THE TASK: Can you retype the items below character for character, from their first line through the line with "color-radio[interactable]: [597, 502, 609, 514]"?

INFORMATION SUPPLIED:
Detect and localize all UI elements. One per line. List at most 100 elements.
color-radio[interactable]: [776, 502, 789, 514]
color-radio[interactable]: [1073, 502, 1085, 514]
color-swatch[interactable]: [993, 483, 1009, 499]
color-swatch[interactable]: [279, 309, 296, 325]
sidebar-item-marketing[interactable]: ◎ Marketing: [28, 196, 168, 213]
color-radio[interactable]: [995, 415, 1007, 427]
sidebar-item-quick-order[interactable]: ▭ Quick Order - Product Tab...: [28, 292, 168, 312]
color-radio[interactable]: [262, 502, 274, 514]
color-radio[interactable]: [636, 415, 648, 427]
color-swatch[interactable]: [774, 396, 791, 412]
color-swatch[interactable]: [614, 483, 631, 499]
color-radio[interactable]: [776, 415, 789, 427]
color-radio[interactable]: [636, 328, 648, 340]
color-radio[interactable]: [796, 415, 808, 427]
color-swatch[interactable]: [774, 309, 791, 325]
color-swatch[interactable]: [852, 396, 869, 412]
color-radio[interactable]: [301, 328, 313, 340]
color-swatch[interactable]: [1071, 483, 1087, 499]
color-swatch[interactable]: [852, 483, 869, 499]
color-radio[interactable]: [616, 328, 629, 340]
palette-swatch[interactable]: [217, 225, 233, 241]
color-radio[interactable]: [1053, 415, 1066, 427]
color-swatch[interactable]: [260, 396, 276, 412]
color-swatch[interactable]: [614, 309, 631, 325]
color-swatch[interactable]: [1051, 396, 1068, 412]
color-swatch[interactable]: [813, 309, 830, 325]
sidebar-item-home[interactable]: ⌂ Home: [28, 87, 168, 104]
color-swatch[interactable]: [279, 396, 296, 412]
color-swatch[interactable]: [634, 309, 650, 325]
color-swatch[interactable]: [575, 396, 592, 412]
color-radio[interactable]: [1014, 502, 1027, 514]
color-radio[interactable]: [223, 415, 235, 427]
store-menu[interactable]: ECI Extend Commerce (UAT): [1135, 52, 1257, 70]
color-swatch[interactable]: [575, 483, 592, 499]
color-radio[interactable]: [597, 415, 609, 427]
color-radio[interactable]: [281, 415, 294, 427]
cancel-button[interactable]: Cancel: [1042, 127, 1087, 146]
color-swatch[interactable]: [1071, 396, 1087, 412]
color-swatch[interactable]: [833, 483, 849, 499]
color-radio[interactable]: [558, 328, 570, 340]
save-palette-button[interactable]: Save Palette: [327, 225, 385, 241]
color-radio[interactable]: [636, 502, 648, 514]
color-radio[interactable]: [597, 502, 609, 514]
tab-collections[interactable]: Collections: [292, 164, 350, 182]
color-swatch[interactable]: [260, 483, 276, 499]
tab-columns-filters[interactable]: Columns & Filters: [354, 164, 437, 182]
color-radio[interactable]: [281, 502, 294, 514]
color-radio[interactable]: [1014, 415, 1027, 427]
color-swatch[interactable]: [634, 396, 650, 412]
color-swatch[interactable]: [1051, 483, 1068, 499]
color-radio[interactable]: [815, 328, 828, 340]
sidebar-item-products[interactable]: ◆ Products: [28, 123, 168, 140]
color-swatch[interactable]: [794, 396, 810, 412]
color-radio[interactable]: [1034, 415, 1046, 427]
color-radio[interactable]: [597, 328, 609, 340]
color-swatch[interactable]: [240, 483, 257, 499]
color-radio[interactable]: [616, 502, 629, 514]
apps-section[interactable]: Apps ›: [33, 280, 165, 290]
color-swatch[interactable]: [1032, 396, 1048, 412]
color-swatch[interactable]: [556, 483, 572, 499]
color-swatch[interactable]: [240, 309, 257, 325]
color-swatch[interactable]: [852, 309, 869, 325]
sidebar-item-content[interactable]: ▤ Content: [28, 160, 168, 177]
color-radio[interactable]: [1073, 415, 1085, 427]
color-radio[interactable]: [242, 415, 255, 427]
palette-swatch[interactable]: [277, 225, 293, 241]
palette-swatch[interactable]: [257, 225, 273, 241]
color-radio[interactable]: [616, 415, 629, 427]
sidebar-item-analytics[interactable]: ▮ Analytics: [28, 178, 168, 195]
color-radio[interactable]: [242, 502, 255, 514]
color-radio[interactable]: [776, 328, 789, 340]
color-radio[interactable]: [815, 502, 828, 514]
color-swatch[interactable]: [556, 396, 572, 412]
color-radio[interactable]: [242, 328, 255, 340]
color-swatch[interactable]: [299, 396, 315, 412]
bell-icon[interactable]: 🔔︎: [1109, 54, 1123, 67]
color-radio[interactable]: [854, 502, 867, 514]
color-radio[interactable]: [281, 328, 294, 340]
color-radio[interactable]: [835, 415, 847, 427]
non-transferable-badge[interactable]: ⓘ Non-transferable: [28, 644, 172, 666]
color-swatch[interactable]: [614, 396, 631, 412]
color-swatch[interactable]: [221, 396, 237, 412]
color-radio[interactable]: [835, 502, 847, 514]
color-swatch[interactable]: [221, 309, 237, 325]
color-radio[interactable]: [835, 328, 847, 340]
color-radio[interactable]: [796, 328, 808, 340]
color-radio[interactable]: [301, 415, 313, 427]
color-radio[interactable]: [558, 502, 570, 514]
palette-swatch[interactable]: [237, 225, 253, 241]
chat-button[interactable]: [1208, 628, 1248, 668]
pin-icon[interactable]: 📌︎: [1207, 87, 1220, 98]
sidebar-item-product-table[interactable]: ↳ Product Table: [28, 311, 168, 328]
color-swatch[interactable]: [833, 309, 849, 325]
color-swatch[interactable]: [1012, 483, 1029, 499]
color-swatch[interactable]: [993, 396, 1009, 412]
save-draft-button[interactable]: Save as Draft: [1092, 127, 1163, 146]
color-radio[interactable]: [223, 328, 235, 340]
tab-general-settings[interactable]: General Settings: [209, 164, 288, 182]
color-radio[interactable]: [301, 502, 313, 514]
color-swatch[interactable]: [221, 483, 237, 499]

FULL ANSWER:
Detect and localize all UI elements. One per line. List at most 100 elements.
color-radio[interactable]: [776, 502, 789, 514]
color-radio[interactable]: [1073, 502, 1085, 514]
color-swatch[interactable]: [993, 483, 1009, 499]
color-swatch[interactable]: [279, 309, 296, 325]
sidebar-item-marketing[interactable]: ◎ Marketing: [28, 196, 168, 213]
color-radio[interactable]: [995, 415, 1007, 427]
sidebar-item-quick-order[interactable]: ▭ Quick Order - Product Tab...: [28, 292, 168, 312]
color-radio[interactable]: [262, 502, 274, 514]
color-radio[interactable]: [636, 415, 648, 427]
color-swatch[interactable]: [774, 396, 791, 412]
color-swatch[interactable]: [614, 483, 631, 499]
color-radio[interactable]: [776, 415, 789, 427]
color-radio[interactable]: [636, 328, 648, 340]
color-radio[interactable]: [796, 415, 808, 427]
color-swatch[interactable]: [774, 309, 791, 325]
color-swatch[interactable]: [852, 396, 869, 412]
color-radio[interactable]: [301, 328, 313, 340]
color-swatch[interactable]: [1071, 483, 1087, 499]
color-swatch[interactable]: [852, 483, 869, 499]
color-radio[interactable]: [616, 328, 629, 340]
palette-swatch[interactable]: [217, 225, 233, 241]
color-radio[interactable]: [1053, 415, 1066, 427]
color-swatch[interactable]: [260, 396, 276, 412]
color-swatch[interactable]: [614, 309, 631, 325]
color-swatch[interactable]: [1051, 396, 1068, 412]
color-swatch[interactable]: [813, 309, 830, 325]
sidebar-item-home[interactable]: ⌂ Home: [28, 87, 168, 104]
color-swatch[interactable]: [279, 396, 296, 412]
color-swatch[interactable]: [634, 309, 650, 325]
color-swatch[interactable]: [575, 396, 592, 412]
color-radio[interactable]: [1014, 502, 1027, 514]
color-radio[interactable]: [223, 415, 235, 427]
store-menu[interactable]: ECI Extend Commerce (UAT): [1135, 52, 1257, 70]
color-swatch[interactable]: [575, 483, 592, 499]
color-radio[interactable]: [597, 415, 609, 427]
color-radio[interactable]: [281, 415, 294, 427]
cancel-button[interactable]: Cancel: [1042, 127, 1087, 146]
color-swatch[interactable]: [1071, 396, 1087, 412]
color-swatch[interactable]: [833, 483, 849, 499]
color-radio[interactable]: [558, 328, 570, 340]
save-palette-button[interactable]: Save Palette: [327, 225, 385, 241]
color-radio[interactable]: [636, 502, 648, 514]
color-radio[interactable]: [597, 502, 609, 514]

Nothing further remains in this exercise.